> **What is asked**: Identify the lines that include the word "xlabel", then copy all of them.

> **Input**:
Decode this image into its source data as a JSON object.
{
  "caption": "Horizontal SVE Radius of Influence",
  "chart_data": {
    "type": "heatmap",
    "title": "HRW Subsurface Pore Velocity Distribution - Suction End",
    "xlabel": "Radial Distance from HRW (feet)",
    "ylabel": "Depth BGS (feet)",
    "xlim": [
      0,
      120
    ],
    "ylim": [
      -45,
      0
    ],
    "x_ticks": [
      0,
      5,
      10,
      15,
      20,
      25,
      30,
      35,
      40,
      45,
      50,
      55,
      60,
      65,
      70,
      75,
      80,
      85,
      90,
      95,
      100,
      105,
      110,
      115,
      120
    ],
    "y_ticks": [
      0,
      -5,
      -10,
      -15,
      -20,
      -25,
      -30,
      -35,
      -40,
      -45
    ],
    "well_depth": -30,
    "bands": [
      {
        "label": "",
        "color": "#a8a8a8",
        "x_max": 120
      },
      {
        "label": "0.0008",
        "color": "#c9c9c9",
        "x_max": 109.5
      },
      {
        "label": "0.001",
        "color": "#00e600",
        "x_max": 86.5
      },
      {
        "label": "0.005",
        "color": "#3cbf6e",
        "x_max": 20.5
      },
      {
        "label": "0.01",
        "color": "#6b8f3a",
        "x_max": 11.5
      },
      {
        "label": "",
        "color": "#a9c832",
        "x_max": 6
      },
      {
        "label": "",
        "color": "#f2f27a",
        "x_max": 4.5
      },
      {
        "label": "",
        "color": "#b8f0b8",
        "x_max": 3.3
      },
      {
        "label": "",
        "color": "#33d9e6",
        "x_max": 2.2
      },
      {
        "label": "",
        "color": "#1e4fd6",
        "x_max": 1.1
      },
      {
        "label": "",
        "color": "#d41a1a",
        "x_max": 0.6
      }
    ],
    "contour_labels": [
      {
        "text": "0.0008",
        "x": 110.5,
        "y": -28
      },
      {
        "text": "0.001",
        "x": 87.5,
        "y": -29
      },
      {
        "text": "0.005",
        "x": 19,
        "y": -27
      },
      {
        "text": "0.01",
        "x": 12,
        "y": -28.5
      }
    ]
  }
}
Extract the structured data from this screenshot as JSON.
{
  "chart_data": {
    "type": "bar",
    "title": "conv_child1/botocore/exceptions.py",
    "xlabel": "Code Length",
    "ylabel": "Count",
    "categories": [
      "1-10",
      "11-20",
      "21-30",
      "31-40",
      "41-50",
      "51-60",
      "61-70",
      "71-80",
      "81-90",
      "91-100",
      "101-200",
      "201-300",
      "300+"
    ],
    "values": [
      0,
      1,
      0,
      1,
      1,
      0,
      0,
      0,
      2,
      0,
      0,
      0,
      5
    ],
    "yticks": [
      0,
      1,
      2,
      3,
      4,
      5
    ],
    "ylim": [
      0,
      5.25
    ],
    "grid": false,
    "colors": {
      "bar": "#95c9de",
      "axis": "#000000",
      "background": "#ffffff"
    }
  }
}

> **Solution for this exercise**:
    "xlabel": "Radial Distance from HRW (feet)",
    "xlabel": "Code Length",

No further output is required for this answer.